Rows from a dataset:
-*-*-
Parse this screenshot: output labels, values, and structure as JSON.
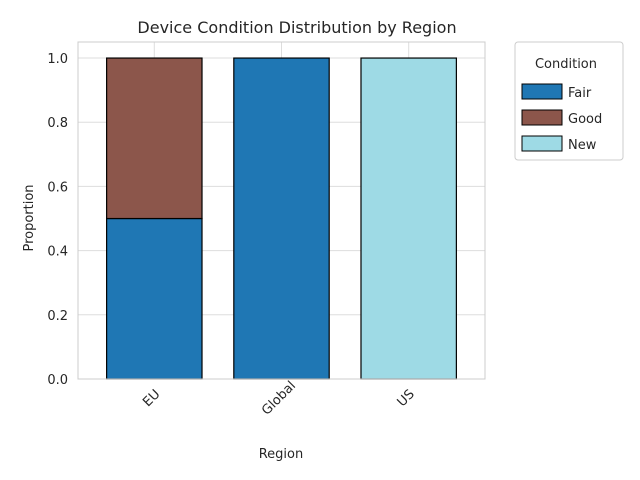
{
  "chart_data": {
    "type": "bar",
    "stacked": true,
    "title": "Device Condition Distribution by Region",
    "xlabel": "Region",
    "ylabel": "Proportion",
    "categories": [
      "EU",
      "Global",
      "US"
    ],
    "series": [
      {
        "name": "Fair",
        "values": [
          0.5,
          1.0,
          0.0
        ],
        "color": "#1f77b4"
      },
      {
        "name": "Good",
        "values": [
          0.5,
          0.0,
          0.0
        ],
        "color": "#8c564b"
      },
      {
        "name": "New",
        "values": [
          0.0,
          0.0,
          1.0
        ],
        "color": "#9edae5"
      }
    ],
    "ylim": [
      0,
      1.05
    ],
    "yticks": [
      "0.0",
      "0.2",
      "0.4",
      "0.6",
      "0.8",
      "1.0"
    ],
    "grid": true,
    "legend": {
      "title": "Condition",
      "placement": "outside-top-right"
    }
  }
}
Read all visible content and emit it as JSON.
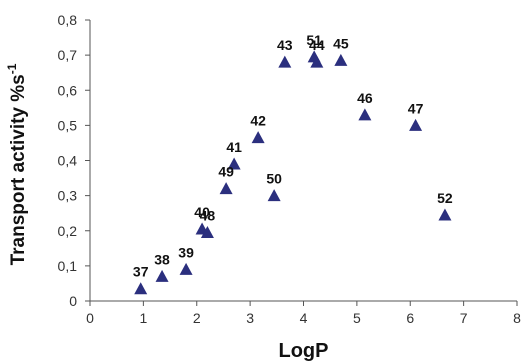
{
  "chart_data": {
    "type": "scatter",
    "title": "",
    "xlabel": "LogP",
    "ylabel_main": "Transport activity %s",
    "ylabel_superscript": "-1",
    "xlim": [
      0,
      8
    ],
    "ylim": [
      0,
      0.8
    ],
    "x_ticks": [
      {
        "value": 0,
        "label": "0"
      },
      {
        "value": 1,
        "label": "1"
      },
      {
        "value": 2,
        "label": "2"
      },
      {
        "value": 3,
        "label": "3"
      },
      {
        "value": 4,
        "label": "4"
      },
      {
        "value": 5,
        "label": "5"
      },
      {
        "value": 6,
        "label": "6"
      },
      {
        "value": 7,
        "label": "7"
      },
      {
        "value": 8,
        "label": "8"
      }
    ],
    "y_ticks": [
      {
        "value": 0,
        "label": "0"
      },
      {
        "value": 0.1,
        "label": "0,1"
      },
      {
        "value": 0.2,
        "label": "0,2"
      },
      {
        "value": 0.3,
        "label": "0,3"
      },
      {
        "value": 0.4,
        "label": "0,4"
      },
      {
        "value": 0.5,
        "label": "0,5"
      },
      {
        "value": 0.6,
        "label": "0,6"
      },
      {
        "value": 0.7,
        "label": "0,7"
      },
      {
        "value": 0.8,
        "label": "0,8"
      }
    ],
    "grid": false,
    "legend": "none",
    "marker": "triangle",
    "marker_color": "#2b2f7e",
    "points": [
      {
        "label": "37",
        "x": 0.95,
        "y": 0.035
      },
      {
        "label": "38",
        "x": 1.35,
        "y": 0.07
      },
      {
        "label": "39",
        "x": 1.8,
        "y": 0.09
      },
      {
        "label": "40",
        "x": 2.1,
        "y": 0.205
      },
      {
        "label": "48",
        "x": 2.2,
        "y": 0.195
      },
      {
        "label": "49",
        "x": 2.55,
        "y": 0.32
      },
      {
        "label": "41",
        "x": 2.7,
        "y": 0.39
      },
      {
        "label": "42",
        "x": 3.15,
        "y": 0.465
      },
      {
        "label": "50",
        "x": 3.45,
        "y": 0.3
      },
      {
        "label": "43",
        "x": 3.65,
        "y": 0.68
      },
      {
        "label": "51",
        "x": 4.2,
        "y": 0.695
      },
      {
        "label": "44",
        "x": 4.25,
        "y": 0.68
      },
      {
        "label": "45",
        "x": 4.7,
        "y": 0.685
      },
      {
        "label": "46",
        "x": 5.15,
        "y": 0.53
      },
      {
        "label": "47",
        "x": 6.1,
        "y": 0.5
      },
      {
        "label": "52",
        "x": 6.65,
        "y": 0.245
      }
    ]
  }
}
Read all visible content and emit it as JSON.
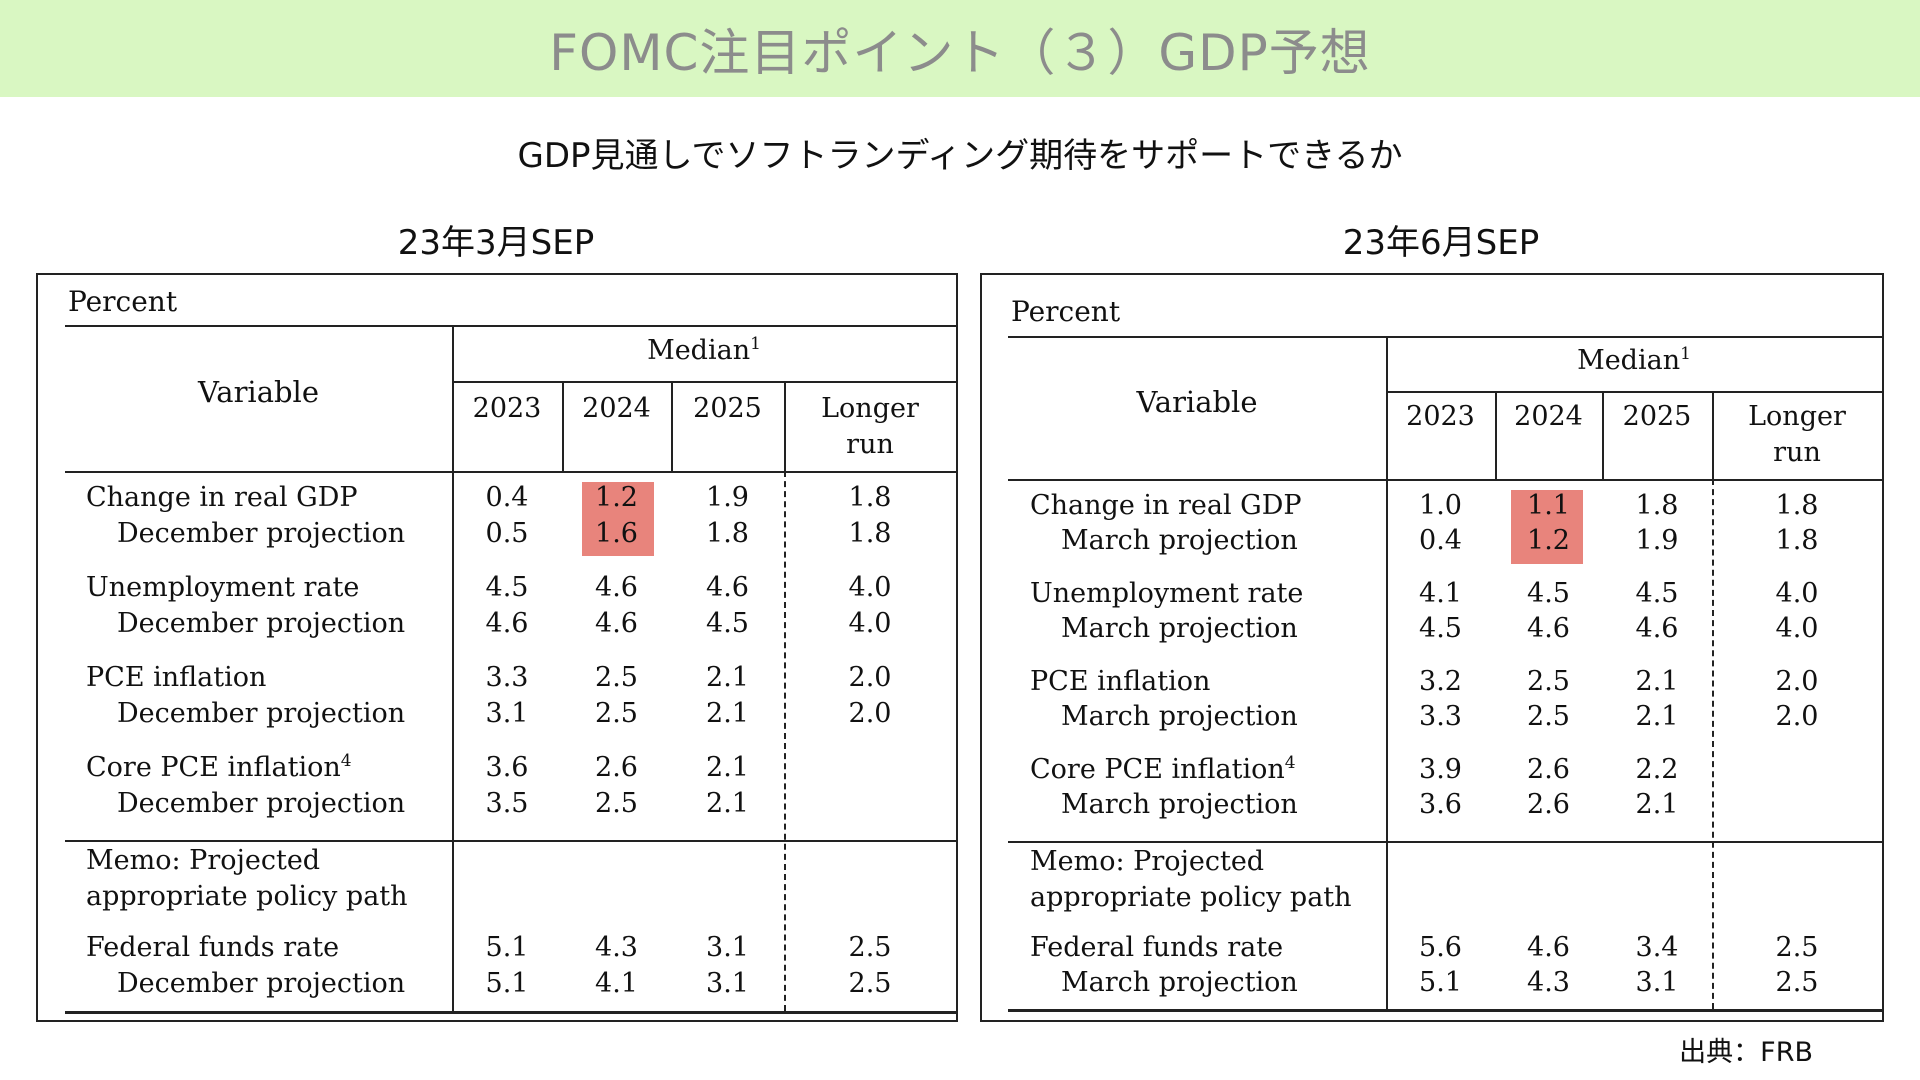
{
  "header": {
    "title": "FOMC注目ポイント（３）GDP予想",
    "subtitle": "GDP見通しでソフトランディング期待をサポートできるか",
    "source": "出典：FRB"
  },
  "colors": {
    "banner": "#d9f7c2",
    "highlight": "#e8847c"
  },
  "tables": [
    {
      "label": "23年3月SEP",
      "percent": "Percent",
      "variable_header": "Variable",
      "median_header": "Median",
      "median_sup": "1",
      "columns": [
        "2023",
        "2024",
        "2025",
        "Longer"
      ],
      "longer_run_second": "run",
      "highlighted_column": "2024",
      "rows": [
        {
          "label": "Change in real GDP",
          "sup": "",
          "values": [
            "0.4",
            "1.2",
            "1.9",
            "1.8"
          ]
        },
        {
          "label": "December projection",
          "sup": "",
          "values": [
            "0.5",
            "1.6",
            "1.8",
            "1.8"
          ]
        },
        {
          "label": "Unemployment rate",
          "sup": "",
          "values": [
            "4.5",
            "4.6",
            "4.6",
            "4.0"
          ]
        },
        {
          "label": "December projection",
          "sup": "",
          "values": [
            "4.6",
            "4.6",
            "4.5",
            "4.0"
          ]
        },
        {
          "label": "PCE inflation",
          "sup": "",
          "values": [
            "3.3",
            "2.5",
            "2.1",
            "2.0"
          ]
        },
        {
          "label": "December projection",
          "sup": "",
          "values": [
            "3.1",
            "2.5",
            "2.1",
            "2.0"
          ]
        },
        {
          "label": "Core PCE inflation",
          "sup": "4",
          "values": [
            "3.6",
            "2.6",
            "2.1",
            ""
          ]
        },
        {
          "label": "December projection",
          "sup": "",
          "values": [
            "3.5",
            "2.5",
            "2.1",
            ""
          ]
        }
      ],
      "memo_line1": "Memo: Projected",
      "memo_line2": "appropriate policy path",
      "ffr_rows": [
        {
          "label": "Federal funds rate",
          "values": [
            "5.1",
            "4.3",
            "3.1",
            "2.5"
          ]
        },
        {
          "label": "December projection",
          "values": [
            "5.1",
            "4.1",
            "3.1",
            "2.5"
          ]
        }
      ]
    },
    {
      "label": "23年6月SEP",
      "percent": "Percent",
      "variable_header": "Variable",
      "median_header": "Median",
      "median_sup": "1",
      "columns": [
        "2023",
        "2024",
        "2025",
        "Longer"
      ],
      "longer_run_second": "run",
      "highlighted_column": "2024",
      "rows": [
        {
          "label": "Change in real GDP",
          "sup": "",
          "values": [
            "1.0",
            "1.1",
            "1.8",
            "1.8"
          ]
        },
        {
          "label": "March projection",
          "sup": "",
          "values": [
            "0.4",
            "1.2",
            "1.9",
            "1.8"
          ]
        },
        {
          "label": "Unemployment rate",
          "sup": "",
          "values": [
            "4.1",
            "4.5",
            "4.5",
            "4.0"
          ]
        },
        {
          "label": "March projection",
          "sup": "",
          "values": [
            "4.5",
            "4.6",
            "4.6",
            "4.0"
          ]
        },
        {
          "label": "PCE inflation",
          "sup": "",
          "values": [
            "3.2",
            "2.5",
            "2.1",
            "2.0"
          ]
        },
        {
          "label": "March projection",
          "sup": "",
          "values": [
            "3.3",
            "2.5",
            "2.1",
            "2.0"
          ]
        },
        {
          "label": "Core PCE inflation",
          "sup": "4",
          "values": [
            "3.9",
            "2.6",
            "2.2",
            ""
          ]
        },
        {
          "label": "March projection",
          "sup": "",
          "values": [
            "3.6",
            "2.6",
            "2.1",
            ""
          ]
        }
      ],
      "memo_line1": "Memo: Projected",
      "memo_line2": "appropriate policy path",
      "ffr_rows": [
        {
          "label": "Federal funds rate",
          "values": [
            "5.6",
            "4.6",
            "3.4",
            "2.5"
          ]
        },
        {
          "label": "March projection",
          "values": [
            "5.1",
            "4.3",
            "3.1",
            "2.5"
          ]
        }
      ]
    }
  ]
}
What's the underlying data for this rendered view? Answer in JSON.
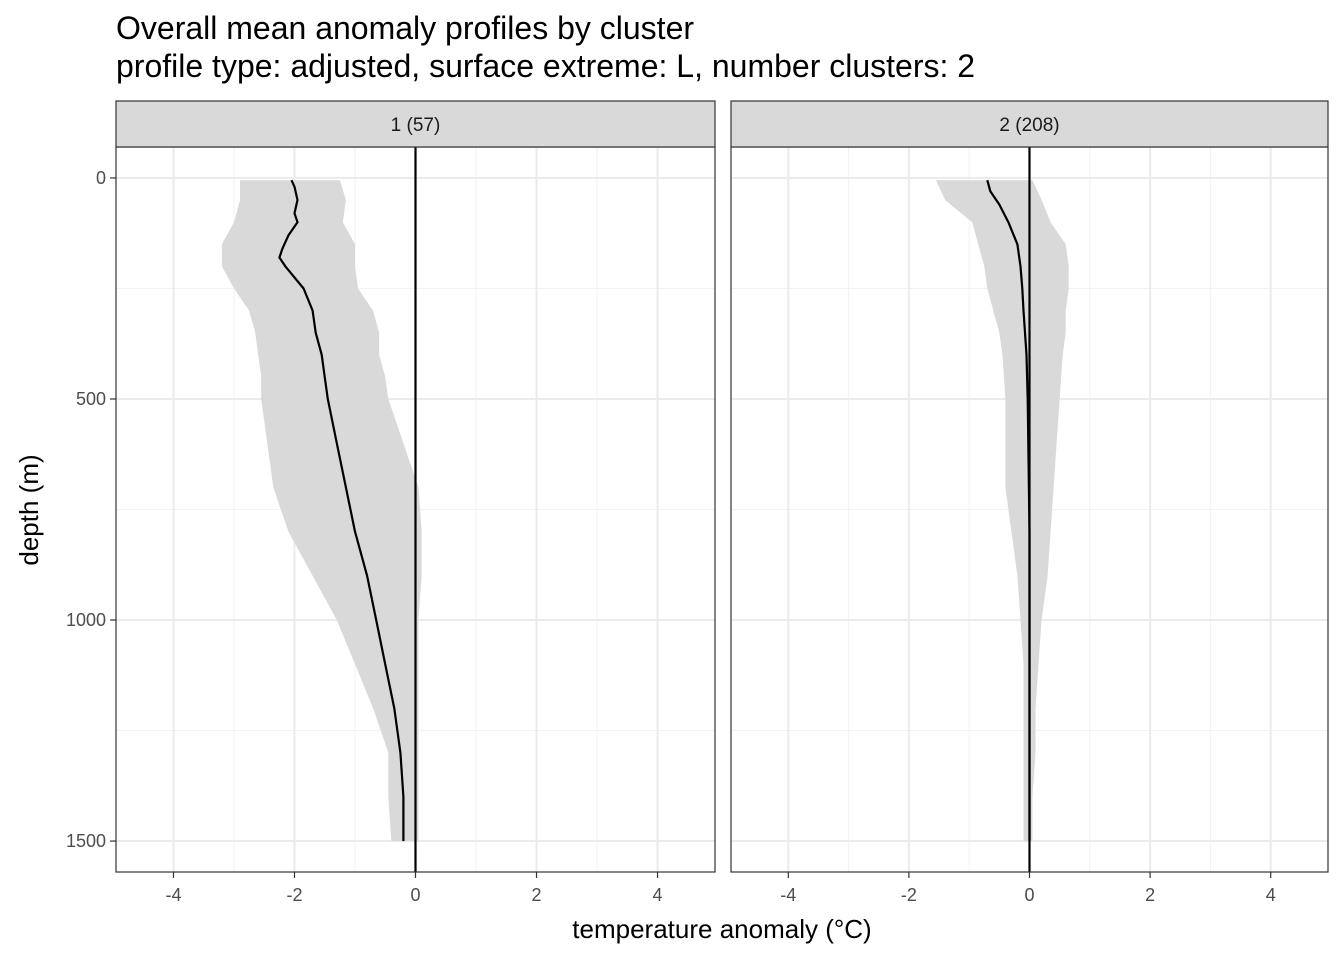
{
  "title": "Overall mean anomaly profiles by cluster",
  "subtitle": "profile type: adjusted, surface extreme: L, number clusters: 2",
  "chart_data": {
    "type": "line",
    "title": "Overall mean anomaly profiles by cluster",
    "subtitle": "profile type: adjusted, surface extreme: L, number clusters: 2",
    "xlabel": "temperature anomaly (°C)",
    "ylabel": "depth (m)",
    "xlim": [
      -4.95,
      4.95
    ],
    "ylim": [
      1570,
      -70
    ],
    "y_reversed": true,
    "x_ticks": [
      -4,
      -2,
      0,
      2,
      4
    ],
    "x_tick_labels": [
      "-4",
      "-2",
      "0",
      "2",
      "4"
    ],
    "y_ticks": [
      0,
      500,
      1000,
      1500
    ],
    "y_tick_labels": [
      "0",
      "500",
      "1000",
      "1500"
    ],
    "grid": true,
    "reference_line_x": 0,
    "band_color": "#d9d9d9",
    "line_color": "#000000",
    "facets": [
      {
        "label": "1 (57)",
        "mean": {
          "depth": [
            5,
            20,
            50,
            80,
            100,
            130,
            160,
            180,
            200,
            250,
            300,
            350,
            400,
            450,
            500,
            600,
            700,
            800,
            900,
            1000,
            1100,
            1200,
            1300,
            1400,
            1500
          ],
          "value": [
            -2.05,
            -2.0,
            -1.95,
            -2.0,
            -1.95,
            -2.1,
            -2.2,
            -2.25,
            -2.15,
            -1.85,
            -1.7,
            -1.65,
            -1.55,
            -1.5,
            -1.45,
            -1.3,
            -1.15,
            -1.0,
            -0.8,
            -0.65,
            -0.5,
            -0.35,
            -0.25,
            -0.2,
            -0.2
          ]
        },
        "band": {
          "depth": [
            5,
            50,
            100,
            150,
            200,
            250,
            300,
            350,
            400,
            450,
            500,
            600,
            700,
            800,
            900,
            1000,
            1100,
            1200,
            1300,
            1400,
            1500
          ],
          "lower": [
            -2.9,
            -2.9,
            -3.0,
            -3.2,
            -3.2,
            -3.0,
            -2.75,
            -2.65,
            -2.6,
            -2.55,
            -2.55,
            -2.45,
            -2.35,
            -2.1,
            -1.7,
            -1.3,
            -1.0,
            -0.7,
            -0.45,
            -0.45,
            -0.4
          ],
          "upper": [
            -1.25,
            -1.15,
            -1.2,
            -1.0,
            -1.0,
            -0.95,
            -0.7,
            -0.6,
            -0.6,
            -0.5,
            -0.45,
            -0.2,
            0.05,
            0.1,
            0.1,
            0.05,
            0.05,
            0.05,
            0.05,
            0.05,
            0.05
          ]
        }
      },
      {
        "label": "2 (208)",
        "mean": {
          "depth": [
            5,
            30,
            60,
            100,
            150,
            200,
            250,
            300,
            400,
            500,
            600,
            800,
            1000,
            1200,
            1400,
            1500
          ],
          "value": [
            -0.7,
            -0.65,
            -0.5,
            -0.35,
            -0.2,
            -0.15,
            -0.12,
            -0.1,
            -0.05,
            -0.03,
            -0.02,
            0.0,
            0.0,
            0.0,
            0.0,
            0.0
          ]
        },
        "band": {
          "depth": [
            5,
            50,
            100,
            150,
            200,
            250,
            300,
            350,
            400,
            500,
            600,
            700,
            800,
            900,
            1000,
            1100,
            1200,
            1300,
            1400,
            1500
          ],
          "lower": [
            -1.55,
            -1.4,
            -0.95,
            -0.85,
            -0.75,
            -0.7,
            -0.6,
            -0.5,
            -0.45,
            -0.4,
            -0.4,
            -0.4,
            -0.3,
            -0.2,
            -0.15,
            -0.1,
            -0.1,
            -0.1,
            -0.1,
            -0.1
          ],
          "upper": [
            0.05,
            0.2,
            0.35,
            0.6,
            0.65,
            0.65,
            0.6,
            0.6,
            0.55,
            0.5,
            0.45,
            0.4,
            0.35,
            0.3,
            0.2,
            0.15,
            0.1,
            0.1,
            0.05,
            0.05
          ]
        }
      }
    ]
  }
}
-*-*-
### Job
Gather each line of the listing containing the word "xlabel" and show it.

### Worked solution
    "xlabel": "Region",
    "xlabel": "LogP",
    "xlabel": "temperature anomaly (°C)",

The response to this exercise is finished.